### Given request
Copy out the passage from the Slack integration setup text exactly, beginning at the words that have "Set up Slack" and stopping after "a new integration.".

### Document text
— begin —

Set up Slack integration and notification rules
Use this integration to enable Soda to send alert notifications to a Slack channel to notify your team of warn and fail check results. If your team does not use Slack, you can skip this step and Soda sends alert notifications via email.
- Log in to your Soda Cloud account and navigate to your avatar > Organization Settings, then navigate to the Integrations tab and click the + icon to add a new integration.
- Follow the guided steps to authorize Soda to connect to your Slack workspace. If necessary, contact your organization’s Slack Administrator to approve the integration with Soda.
- Configuration tab: select the public channels to which Soda can post messages; Soda cannot post to private channels.
- Scope tab: select the Soda features, both alert notifications and incidents, which can access the Slack integration.
- To dictate where Soda must send alert notifications for checks that fail, create a new notification rule. Navigate to your avatar > Notification Rules, then click New Notification Rule. Follow the guided steps to complete the new rule directly Soda to send check results that fail to a specific channel in your Slack workspace.
Learn more about Integrating with Slack.
Learn more about Setting notification rules.

— end —

### Excerpted records
— begin —

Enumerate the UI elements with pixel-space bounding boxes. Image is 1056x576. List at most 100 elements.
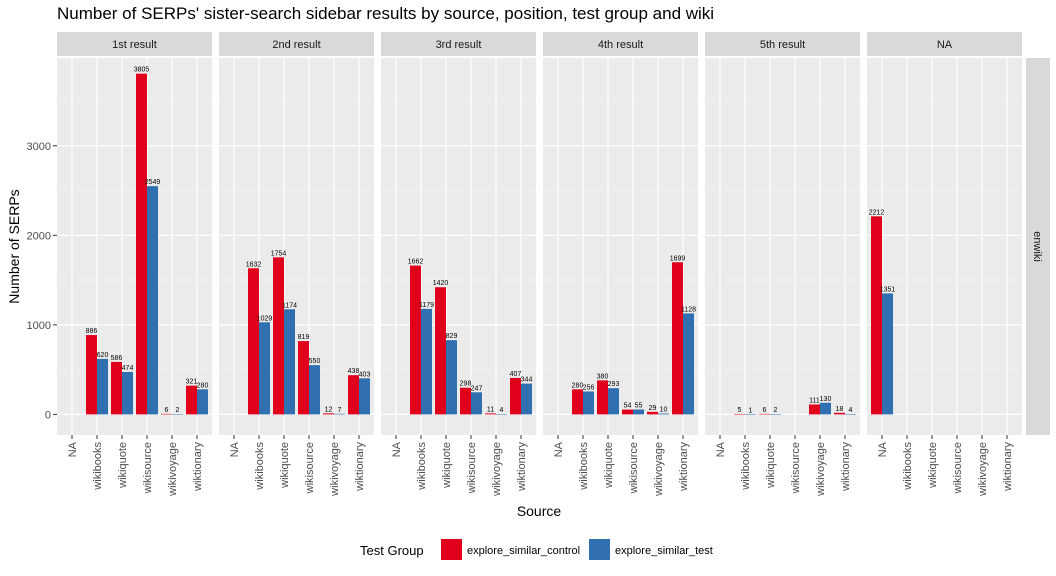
- data-label: 3805: [134, 67, 150, 74]
- data-label: 29: [649, 405, 657, 412]
- bar-test: [683, 313, 694, 415]
- bar-test: [820, 402, 831, 415]
- x-tick-label: wikivoyage: [167, 442, 179, 497]
- data-label: 10: [660, 407, 668, 414]
- x-tick-label: wikiquote: [441, 442, 453, 489]
- bar-test: [633, 409, 644, 415]
- bar-control: [248, 268, 259, 415]
- x-tick-label: wikivoyage: [491, 442, 503, 497]
- bar-control: [273, 257, 284, 415]
- data-label: 111: [809, 397, 820, 404]
- bar-control: [460, 387, 471, 415]
- data-label: 11: [487, 406, 494, 413]
- bar-control: [809, 404, 820, 415]
- legend-swatch-control: [441, 539, 462, 560]
- data-label: 4: [500, 407, 504, 414]
- bar-control: [510, 377, 521, 415]
- data-label: 321: [186, 379, 198, 386]
- bar-test: [197, 389, 208, 415]
- data-label: 1174: [282, 302, 297, 309]
- data-label: 1128: [681, 306, 696, 313]
- data-label: 403: [359, 371, 371, 378]
- bar-test: [172, 414, 183, 415]
- x-tick-label: wiktionary: [354, 442, 366, 492]
- data-label: 2549: [145, 179, 161, 186]
- x-axis-title: Source: [517, 503, 562, 519]
- data-label: 293: [608, 381, 620, 388]
- facet-label: 4th result: [598, 39, 643, 51]
- x-tick-label: NA: [553, 441, 565, 457]
- facet-strip: [705, 32, 860, 56]
- legend-title: Test Group: [360, 543, 424, 558]
- data-label: 130: [820, 396, 832, 403]
- panel-background: [705, 58, 860, 435]
- x-tick-label: NA: [877, 441, 889, 457]
- bar-control: [410, 265, 421, 415]
- bar-control: [186, 385, 197, 415]
- facet-label: 5th result: [760, 39, 805, 51]
- bar-test: [122, 371, 133, 415]
- data-label: 586: [111, 355, 123, 362]
- data-label: 4: [849, 407, 853, 414]
- facet-label: 3rd result: [436, 39, 482, 51]
- data-label: 550: [309, 358, 321, 365]
- facet-strip: [867, 32, 1022, 56]
- chart-title: Number of SERPs' sister-search sidebar r…: [57, 4, 714, 23]
- bar-control: [298, 341, 309, 415]
- bar-test: [521, 383, 532, 415]
- bar-test: [583, 391, 594, 415]
- bar-control: [161, 413, 172, 415]
- data-label: 380: [597, 373, 609, 380]
- bar-control: [622, 409, 633, 415]
- x-tick-label: wikiquote: [117, 442, 129, 489]
- x-tick-label: wiktionary: [678, 442, 690, 492]
- x-tick-label: wikisource: [142, 442, 154, 494]
- x-tick-label: wikisource: [952, 442, 964, 494]
- bar-control: [734, 413, 745, 415]
- x-tick-label: wikiquote: [603, 442, 615, 489]
- x-tick-label: wikisource: [304, 442, 316, 494]
- bar-test: [770, 414, 781, 415]
- x-tick-label: wikivoyage: [653, 442, 665, 497]
- bar-test: [658, 413, 669, 415]
- data-label: 819: [298, 334, 310, 341]
- data-label: 344: [521, 377, 533, 384]
- x-tick-label: wikisource: [790, 442, 802, 494]
- data-label: 1351: [880, 286, 896, 293]
- bar-control: [647, 411, 658, 415]
- bar-test: [359, 378, 370, 415]
- bar-test: [97, 358, 108, 415]
- data-label: 280: [197, 382, 209, 389]
- x-tick-label: wiktionary: [516, 442, 528, 492]
- bar-control: [323, 413, 334, 415]
- x-tick-label: wikisource: [628, 442, 640, 494]
- data-label: 12: [325, 406, 333, 413]
- facet-label: 1st result: [112, 39, 157, 51]
- legend-swatch-test: [589, 539, 610, 560]
- bar-control: [572, 389, 583, 415]
- data-label: 256: [583, 384, 595, 391]
- data-label: 1754: [271, 250, 287, 257]
- data-label: 247: [471, 385, 483, 392]
- data-label: 1420: [433, 280, 449, 287]
- x-tick-label: wikivoyage: [815, 442, 827, 497]
- x-tick-label: wikisource: [466, 442, 478, 494]
- bar-test: [334, 413, 345, 415]
- x-tick-label: NA: [229, 441, 241, 457]
- panel-background: [57, 58, 212, 435]
- data-label: 6: [165, 407, 169, 414]
- bar-test: [745, 414, 756, 415]
- bar-control: [485, 413, 496, 415]
- facet-strip: [543, 32, 698, 56]
- x-tick-label: wikivoyage: [977, 442, 989, 497]
- x-tick-label: wikibooks: [578, 442, 590, 491]
- data-label: 2: [176, 407, 180, 414]
- row-strip: [1026, 58, 1050, 435]
- data-label: 1179: [419, 302, 434, 309]
- x-tick-label: NA: [715, 441, 727, 457]
- legend-label-test: explore_similar_test: [615, 545, 713, 557]
- x-tick-label: wiktionary: [840, 442, 852, 492]
- data-label: 7: [338, 407, 342, 414]
- data-label: 829: [446, 333, 458, 340]
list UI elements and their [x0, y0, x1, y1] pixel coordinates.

— end —

### Written solution
Set up Slack integration and notification rules
Use this integration to enable Soda to send alert notifications to a Slack channel to notify your team of warn and fail check results. If your team does not use Slack, you can skip this step and Soda sends alert notifications via email.
- Log in to your Soda Cloud account and navigate to your avatar > Organization Settings, then navigate to the Integrations tab and click the + icon to add a new integration.